Exercise objective
Copy out all lines in the data below containing the string "Absprachen".

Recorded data

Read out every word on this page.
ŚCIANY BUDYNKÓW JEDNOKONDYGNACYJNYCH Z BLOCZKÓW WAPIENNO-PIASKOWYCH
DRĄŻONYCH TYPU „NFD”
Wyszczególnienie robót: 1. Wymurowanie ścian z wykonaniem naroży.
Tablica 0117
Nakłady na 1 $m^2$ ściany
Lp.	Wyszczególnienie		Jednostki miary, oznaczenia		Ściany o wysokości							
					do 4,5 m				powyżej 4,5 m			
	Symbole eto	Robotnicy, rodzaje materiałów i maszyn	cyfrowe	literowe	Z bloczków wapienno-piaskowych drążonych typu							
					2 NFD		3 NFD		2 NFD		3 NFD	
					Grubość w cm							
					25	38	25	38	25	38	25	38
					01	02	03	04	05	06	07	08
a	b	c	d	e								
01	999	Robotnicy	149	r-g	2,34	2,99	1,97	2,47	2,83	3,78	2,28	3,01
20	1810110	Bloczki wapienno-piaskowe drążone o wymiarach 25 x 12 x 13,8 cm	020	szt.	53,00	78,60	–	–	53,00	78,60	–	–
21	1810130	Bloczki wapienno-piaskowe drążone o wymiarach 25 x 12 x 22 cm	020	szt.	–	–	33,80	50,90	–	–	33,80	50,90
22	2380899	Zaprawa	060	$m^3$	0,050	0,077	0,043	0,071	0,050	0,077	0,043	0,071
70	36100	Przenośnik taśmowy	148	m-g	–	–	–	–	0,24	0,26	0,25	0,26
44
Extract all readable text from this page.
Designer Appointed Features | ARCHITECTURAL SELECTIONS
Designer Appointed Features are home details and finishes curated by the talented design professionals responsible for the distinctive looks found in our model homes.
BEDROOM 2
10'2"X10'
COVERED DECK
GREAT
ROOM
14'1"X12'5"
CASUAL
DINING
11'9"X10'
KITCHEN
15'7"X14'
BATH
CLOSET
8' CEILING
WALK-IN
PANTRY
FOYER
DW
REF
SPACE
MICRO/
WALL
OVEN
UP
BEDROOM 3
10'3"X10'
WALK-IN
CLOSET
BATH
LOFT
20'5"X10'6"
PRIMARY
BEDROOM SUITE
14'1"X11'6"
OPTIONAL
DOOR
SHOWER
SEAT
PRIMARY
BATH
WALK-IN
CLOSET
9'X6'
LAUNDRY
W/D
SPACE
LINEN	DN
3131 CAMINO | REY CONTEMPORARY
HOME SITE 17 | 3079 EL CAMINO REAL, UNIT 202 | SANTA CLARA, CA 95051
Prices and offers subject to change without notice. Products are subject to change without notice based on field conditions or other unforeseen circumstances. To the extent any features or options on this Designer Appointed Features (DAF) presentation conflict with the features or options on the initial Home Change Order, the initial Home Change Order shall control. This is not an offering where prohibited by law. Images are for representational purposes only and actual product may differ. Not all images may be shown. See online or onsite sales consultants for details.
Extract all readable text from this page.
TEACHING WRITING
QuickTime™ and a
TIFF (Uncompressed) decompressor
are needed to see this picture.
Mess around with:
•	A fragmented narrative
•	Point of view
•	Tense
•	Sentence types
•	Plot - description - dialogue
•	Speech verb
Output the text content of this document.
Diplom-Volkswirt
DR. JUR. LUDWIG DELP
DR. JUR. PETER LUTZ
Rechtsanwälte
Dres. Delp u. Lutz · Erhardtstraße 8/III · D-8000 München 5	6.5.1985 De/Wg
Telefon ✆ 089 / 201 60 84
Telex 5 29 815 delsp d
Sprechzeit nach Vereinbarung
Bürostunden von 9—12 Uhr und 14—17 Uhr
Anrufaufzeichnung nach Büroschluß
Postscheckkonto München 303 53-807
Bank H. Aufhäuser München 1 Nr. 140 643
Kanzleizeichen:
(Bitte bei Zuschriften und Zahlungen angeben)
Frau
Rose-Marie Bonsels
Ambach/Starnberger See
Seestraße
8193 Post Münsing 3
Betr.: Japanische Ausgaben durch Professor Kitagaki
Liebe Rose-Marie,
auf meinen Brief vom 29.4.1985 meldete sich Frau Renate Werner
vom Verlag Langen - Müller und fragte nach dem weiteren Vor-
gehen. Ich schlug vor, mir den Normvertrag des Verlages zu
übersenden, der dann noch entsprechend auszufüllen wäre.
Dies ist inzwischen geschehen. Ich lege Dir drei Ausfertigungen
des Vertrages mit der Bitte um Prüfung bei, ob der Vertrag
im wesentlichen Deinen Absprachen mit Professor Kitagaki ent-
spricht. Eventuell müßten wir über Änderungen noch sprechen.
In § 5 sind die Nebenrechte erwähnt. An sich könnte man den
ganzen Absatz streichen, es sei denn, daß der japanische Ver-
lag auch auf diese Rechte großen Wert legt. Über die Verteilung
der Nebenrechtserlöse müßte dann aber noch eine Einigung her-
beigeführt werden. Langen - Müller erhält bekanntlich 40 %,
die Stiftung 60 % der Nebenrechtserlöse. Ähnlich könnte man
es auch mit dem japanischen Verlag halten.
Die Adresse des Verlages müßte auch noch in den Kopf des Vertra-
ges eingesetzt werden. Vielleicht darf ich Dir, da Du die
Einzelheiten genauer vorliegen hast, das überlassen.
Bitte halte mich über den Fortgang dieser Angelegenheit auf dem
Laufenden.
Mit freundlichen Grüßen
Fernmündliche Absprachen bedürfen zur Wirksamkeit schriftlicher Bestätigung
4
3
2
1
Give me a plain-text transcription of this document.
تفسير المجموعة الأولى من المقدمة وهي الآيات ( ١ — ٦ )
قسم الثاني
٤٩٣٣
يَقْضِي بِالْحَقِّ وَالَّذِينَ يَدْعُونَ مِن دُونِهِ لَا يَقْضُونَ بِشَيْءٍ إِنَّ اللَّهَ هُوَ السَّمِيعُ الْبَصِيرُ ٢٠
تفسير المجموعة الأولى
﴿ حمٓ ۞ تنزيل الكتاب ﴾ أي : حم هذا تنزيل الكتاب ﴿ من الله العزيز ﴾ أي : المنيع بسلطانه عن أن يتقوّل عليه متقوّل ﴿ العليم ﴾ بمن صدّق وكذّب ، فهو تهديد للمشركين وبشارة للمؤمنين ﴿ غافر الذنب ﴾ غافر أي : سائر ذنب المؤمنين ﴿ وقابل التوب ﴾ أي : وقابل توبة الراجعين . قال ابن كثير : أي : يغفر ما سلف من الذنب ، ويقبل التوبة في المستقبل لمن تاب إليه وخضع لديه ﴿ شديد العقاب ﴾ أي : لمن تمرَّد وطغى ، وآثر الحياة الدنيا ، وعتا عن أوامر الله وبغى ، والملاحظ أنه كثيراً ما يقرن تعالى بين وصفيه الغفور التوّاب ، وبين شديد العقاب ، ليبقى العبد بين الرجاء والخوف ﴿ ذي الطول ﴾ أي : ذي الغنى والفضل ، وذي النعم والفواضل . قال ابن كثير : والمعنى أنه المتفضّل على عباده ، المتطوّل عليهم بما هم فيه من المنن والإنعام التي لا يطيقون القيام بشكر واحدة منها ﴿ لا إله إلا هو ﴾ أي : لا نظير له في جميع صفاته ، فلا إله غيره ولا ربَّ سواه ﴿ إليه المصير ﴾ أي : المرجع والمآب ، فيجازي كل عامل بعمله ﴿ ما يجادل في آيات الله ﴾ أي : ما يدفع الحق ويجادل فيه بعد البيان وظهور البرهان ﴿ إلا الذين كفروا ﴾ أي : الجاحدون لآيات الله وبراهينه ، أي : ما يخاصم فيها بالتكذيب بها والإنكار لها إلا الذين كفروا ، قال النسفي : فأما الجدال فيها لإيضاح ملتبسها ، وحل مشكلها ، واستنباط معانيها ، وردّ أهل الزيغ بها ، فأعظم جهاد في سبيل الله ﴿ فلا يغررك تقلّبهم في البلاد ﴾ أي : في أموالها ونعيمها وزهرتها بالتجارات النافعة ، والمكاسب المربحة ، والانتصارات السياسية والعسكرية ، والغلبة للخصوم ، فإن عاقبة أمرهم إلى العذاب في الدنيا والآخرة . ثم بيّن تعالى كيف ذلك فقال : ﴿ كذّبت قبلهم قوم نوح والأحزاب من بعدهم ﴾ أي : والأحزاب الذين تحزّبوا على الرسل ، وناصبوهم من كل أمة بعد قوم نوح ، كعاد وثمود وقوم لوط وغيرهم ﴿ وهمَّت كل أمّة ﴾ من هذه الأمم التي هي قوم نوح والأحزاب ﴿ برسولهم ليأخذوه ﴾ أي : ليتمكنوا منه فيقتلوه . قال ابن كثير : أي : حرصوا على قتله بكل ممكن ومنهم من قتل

Complete answer
im wesentlichen Deinen Absprachen mit Professor Kitagaki ent-
Fernmündliche Absprachen bedürfen zur Wirksamkeit schriftlicher Bestätigung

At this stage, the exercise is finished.